> LISTED ENTRIES
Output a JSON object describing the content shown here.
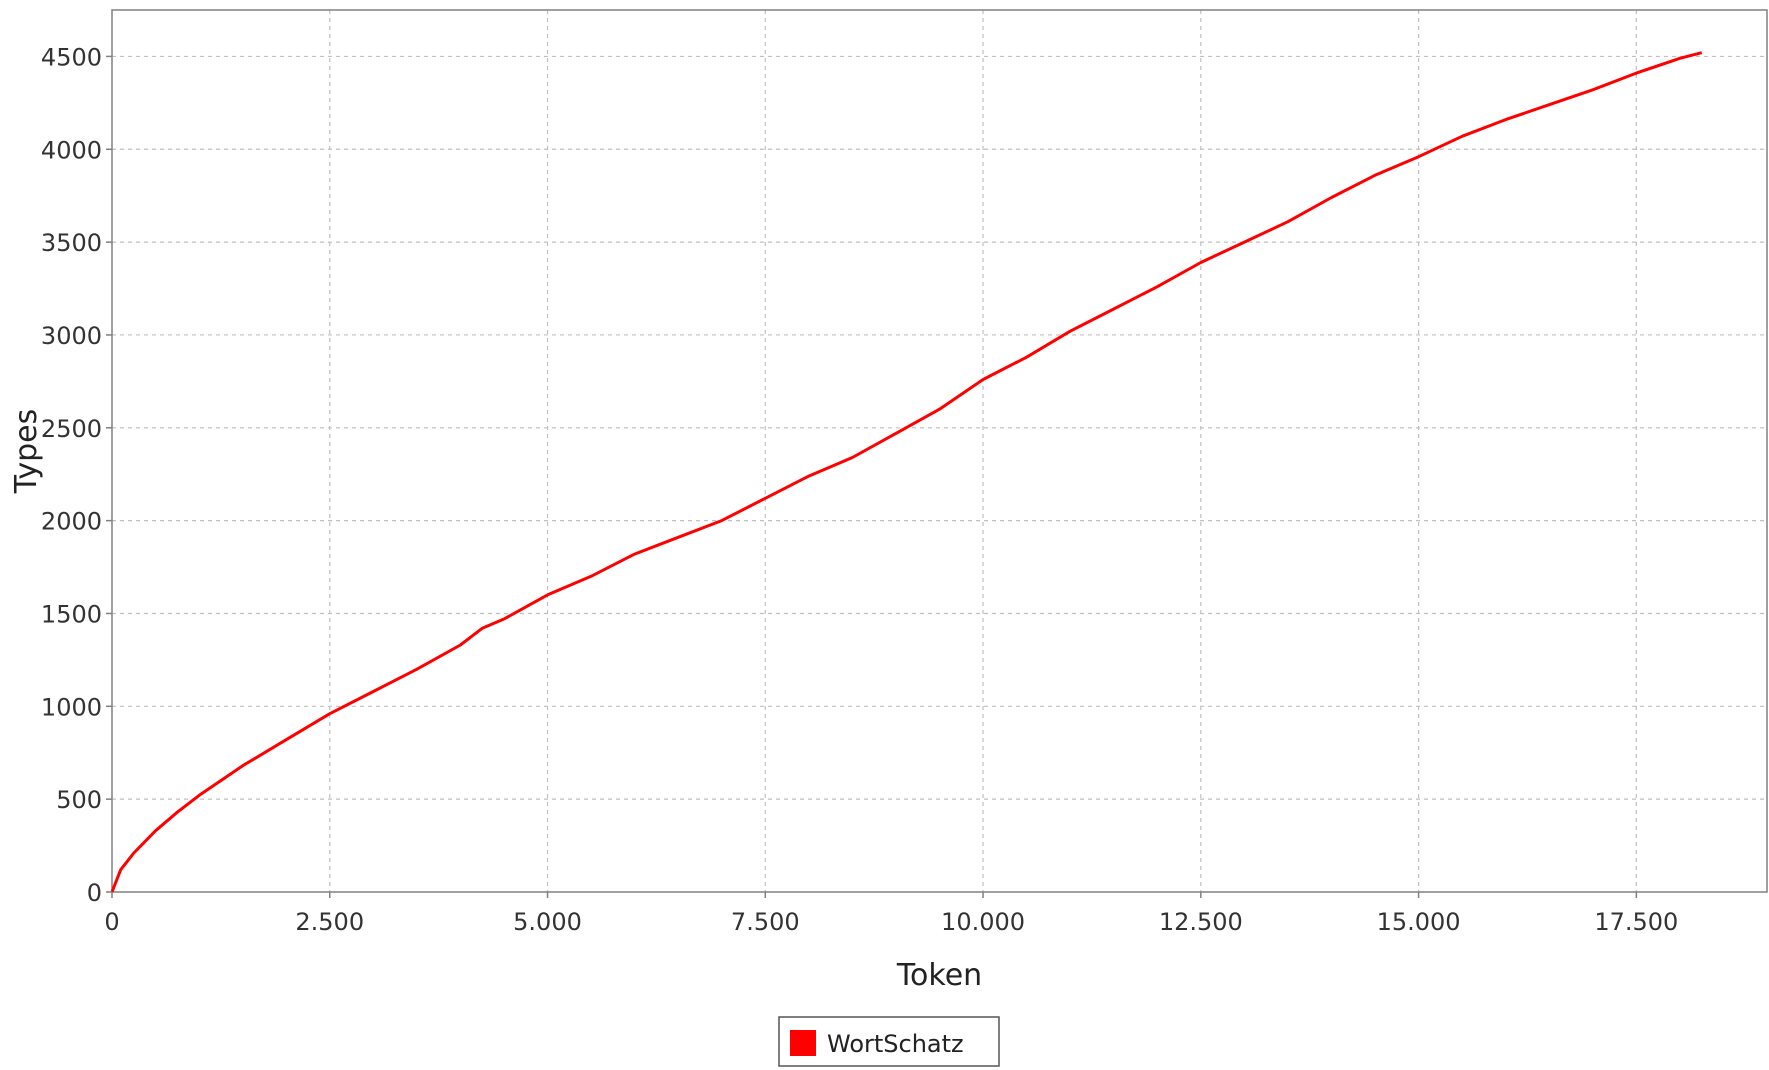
{
  "chart_data": {
    "type": "line",
    "xlabel": "Token",
    "ylabel": "Types",
    "xlim": [
      0,
      19000
    ],
    "ylim": [
      0,
      4750
    ],
    "x_ticks": [
      0,
      2500,
      5000,
      7500,
      10000,
      12500,
      15000,
      17500
    ],
    "x_tick_labels": [
      "0",
      "2.500",
      "5.000",
      "7.500",
      "10.000",
      "12.500",
      "15.000",
      "17.500"
    ],
    "y_ticks": [
      0,
      500,
      1000,
      1500,
      2000,
      2500,
      3000,
      3500,
      4000,
      4500
    ],
    "y_tick_labels": [
      "0",
      "500",
      "1000",
      "1500",
      "2000",
      "2500",
      "3000",
      "3500",
      "4000",
      "4500"
    ],
    "grid": true,
    "legend_position": "bottom-center",
    "series": [
      {
        "name": "WortSchatz",
        "color": "#ff0000",
        "x": [
          0,
          100,
          250,
          500,
          750,
          1000,
          1500,
          2000,
          2500,
          3000,
          3500,
          4000,
          4250,
          4500,
          5000,
          5500,
          6000,
          6500,
          7000,
          7500,
          8000,
          8500,
          9000,
          9500,
          10000,
          10500,
          11000,
          11500,
          12000,
          12500,
          13000,
          13500,
          14000,
          14500,
          15000,
          15500,
          16000,
          16500,
          17000,
          17500,
          18000,
          18250
        ],
        "values": [
          0,
          120,
          210,
          330,
          430,
          520,
          680,
          820,
          960,
          1080,
          1200,
          1330,
          1420,
          1470,
          1600,
          1700,
          1820,
          1910,
          2000,
          2120,
          2240,
          2340,
          2470,
          2600,
          2760,
          2880,
          3020,
          3140,
          3260,
          3390,
          3500,
          3610,
          3740,
          3860,
          3960,
          4070,
          4160,
          4240,
          4320,
          4410,
          4490,
          4520
        ]
      }
    ]
  }
}
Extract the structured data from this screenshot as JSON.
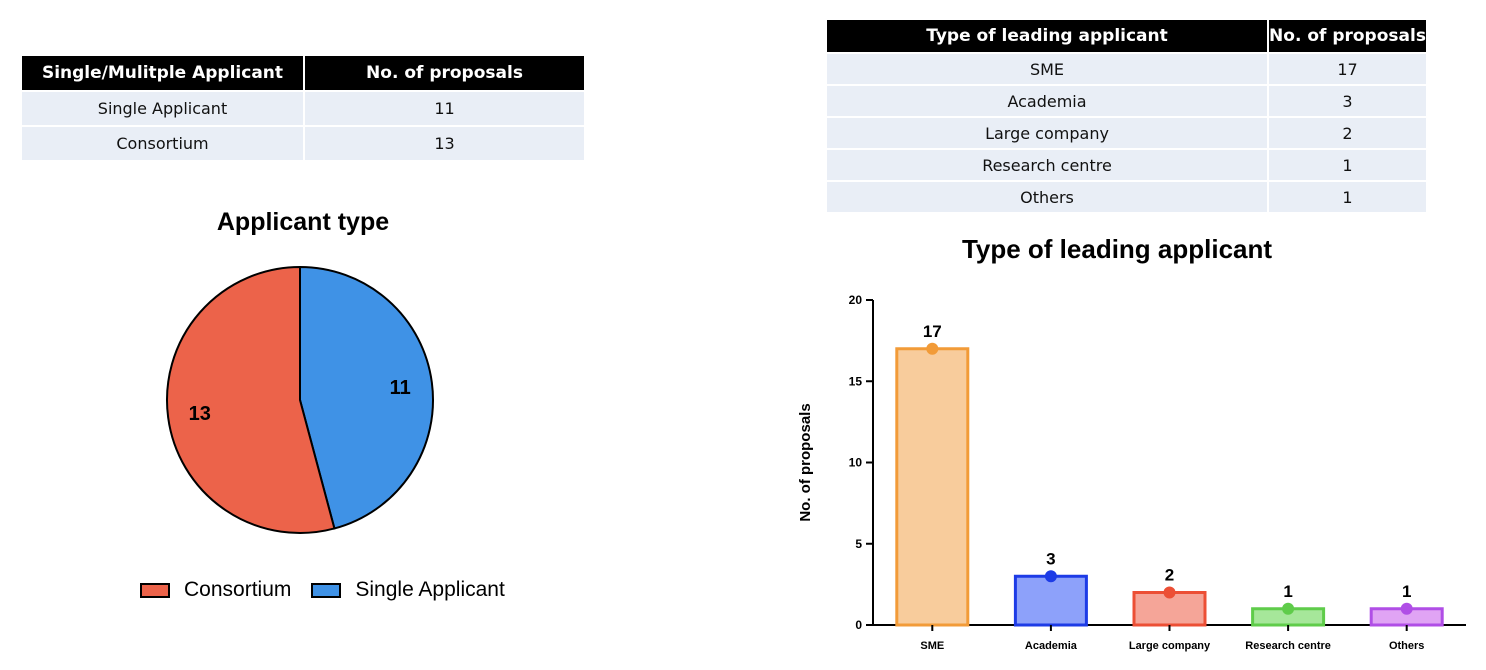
{
  "table_applicants": {
    "headers": [
      "Single/Mulitple Applicant",
      "No. of proposals"
    ],
    "rows": [
      [
        "Single Applicant",
        "11"
      ],
      [
        "Consortium",
        "13"
      ]
    ]
  },
  "table_leading": {
    "headers": [
      "Type of leading applicant",
      "No. of proposals"
    ],
    "rows": [
      [
        "SME",
        "17"
      ],
      [
        "Academia",
        "3"
      ],
      [
        "Large company",
        "2"
      ],
      [
        "Research centre",
        "1"
      ],
      [
        "Others",
        "1"
      ]
    ]
  },
  "chart_data": [
    {
      "type": "pie",
      "title": "Applicant type",
      "slices": [
        {
          "label": "Single Applicant",
          "value": 11,
          "color": "#3f92e6"
        },
        {
          "label": "Consortium",
          "value": 13,
          "color": "#ec634a"
        }
      ],
      "legend": [
        "Consortium",
        "Single Applicant"
      ],
      "legend_position": "bottom"
    },
    {
      "type": "bar",
      "title": "Type of leading applicant",
      "categories": [
        "SME",
        "Academia",
        "Large company",
        "Research centre",
        "Others"
      ],
      "values": [
        17,
        3,
        2,
        1,
        1
      ],
      "fill_colors": [
        "#f8cc9c",
        "#8da1fa",
        "#f5a598",
        "#a6e79a",
        "#e0a4f4"
      ],
      "stroke_colors": [
        "#f29b38",
        "#1d3be6",
        "#ec4f35",
        "#5fcc4a",
        "#b04ee6"
      ],
      "xlabel": "",
      "ylabel": "No. of proposals",
      "ylim": [
        0,
        20
      ],
      "yticks": [
        0,
        5,
        10,
        15,
        20
      ],
      "grid": false
    }
  ]
}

> WRITTEN TASK
Filter the data for the string "Single" and copy every line that has it.

> CORRECT OUTPUT
      "Single/Mulitple Applicant",
        "Single Applicant",
          "label": "Single Applicant",
        "Single Applicant"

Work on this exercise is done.